## Page extract:
Chiral amine is an interesting motive, commonly seen in pharmaceuticals and in chiral auxiliaries and ligands. They are often made from imines and N-heteroarenes by hydrogenation or nucleophilic addition. Traditionally metallic Lewis acids, with chiral ligands, have been used to catalyse these reactions. Recently, interest has grown towards metal-free catalytic systems and this thesis will focus on two emerging fields: chiral counter-ion directed catalysis and asymmetric hydrogenations with frustrated Lewis pairs.
In chiral counter-ion directed catalysis, the chiral catalyst is an organic ion that can bind together with a reagent of opposite charge, where the main binding force is electronic interaction of the ion-pair. Common motives are deprotonated phosphates and disulphonamides. They allow close contact between the ion-pair, which is beneficial for high enantioselectivity. They can also act as a proton shuttle, which speeds up the reaction. Usually the catalyst has a chiral pocket, where the charged group is deeply embedded and surrounded by bulky aromatic groups. These bulky groups orient the reagent, so that the nucleophilic addition is blocked from one side. Imines and N-heteroarenes are excellent reagents for chiral anion catalysis, since they can be easily made cationic by protonation or acetylation. All major reaction types of these substrates can be done with acceptable yields and enantioselectivity.

## Work task A:
Repeat the passage on chiral amine synthesis word for word, everything from "Chiral amine is" down to "frustrated Lewis pairs.".
## Work task B:
Carry on the summary of metal-free catalysis for chiral amines, starting right after its last sentence.

## Extracted information:
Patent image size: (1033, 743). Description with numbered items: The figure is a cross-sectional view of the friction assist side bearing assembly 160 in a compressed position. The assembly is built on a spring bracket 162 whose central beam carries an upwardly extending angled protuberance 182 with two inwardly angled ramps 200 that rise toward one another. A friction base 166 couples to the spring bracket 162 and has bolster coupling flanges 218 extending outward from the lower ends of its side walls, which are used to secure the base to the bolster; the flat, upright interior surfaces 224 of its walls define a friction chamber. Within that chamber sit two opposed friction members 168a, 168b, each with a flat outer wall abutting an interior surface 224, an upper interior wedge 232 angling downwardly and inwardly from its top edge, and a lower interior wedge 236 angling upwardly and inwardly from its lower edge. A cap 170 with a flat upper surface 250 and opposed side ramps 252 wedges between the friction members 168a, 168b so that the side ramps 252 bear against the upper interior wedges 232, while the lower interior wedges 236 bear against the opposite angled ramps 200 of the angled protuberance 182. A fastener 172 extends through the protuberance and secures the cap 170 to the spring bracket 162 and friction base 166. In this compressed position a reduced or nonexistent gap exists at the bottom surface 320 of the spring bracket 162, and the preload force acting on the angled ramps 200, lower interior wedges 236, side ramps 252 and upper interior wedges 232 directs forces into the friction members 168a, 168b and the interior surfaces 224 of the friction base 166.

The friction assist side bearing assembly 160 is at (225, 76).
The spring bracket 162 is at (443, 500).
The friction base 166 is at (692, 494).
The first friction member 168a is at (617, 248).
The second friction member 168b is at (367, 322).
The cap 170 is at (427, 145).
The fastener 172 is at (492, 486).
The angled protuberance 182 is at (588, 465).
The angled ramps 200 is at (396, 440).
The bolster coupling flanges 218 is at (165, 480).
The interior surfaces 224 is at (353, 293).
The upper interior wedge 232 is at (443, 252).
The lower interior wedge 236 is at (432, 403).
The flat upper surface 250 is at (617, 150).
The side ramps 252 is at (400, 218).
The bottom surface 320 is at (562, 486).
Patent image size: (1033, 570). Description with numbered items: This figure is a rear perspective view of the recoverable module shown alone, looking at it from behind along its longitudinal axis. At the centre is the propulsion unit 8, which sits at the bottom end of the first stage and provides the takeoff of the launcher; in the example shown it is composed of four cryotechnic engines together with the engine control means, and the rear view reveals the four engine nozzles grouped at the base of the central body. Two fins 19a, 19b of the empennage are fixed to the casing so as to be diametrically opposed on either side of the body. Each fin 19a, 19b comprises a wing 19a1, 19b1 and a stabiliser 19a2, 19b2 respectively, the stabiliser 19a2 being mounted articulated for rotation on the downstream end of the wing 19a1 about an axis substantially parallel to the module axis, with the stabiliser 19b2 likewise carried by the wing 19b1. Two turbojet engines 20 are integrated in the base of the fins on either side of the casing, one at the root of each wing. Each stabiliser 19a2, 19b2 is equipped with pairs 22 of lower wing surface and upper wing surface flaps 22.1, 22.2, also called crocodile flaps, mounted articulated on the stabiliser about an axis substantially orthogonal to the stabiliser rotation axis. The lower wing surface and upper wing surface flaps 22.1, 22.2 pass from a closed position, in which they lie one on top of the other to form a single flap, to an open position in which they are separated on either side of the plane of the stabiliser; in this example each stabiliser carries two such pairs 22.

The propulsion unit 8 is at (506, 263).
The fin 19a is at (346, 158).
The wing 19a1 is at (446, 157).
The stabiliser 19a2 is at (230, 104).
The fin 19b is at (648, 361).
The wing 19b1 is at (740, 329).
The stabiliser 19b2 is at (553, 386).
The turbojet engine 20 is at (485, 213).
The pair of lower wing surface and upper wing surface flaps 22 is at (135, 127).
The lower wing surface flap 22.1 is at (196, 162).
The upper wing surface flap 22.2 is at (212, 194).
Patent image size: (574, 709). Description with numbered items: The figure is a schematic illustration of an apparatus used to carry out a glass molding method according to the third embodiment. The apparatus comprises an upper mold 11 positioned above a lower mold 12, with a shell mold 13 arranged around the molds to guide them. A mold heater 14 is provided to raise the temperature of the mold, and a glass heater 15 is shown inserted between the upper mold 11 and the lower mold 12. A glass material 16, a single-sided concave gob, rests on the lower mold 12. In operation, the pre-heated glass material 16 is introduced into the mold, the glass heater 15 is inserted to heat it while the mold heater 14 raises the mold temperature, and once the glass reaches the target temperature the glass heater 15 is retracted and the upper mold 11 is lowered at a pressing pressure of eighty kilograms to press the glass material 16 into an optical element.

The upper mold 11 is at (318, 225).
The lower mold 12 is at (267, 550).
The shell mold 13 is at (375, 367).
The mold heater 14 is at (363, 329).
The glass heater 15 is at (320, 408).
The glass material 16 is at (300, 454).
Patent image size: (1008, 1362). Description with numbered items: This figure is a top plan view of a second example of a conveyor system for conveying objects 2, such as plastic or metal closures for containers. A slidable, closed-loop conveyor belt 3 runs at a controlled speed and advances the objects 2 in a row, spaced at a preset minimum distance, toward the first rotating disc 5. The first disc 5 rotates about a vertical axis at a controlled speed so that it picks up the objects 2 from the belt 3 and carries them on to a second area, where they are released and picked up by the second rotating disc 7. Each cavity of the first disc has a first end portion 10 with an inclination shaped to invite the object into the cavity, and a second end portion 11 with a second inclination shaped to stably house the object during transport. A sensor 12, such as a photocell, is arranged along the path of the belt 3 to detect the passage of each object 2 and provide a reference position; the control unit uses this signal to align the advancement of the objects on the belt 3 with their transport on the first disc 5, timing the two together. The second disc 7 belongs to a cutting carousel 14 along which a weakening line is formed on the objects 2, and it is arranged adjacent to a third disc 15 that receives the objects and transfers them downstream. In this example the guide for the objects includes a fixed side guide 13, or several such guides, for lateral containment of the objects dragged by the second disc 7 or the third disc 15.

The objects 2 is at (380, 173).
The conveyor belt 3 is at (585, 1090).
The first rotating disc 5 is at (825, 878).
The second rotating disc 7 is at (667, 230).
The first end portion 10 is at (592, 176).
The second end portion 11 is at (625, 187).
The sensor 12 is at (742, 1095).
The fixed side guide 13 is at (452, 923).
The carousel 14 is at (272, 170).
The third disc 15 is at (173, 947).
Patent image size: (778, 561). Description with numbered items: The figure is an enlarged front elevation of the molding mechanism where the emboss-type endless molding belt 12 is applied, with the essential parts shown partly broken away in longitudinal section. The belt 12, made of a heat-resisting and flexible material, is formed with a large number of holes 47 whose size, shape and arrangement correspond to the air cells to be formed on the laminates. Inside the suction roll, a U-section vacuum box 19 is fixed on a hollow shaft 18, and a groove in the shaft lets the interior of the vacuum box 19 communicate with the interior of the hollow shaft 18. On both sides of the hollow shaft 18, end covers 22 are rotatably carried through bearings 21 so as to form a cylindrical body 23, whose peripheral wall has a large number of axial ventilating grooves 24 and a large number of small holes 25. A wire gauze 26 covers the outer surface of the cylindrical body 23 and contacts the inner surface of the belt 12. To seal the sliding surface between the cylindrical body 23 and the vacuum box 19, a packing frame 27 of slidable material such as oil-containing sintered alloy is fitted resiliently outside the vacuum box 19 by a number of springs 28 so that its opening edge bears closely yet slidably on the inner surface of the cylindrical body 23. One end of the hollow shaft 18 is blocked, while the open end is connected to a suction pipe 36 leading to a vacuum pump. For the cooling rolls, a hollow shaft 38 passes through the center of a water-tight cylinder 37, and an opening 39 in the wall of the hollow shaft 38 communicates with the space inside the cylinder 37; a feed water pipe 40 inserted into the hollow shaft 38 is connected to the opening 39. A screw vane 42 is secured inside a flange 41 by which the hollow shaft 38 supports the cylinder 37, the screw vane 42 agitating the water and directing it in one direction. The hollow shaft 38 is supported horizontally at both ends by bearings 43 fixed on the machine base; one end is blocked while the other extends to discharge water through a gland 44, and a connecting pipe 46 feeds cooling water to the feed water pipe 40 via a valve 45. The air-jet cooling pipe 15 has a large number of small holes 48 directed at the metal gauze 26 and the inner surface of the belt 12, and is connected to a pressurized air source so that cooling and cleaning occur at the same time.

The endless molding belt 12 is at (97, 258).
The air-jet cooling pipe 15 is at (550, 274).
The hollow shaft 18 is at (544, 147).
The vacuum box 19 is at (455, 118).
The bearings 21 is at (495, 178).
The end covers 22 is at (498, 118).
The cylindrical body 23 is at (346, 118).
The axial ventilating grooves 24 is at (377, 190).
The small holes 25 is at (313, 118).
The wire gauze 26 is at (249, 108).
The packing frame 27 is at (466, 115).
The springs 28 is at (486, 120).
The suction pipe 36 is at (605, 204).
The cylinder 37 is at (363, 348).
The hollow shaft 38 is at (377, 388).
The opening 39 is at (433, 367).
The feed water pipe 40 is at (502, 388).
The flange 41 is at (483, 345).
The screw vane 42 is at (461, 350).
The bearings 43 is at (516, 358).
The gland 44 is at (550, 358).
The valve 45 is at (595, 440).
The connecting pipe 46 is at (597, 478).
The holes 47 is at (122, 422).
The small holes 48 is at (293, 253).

## Exercise result A:
Chiral amine is an interesting motive, commonly seen in pharmaceuticals and in chiral auxiliaries and ligands. They are often made from imines and N-heteroarenes by hydrogenation or nucleophilic addition. Traditionally metallic Lewis acids, with chiral ligands, have been used to catalyse these reactions. Recently, interest has grown towards metal-free catalytic systems and this thesis will focus on two emerging fields: chiral counter-ion directed catalysis and asymmetric hydrogenations with frustrated Lewis pairs.

## Exercise result B:
Frustrated Lewis pair consists of a Lewis acidic and basic group together in one molecule or in two separate ones. Classical Lewis reactivity is kinetically blocked by bulky substituents and therefore they can exist together in a solution. The pair has high thermodynamical energy, which can be used to activate small molecules, for example by splitting dihydrogen into hydride and proton. The activated hydrogen can be catalytically transferred to imines and N-heteroarenes to reduce them. Detailed mechanisms for general hydrogen activation and hydrogen transfer are presented, with some insights into structure-activity relationships. If a chiral group is introduced to the frustrated Lewis pair, chiral amines can be obtained. Generally, the activity and enantioselectivity are lower than with organometal catalyst alternatives, but with certain small imines and N-heteroarenes results are the best seen in asymmetric catalytic hydrogenation. The field hasn’t been yet much explored, but these exceptional results should encourage further studies.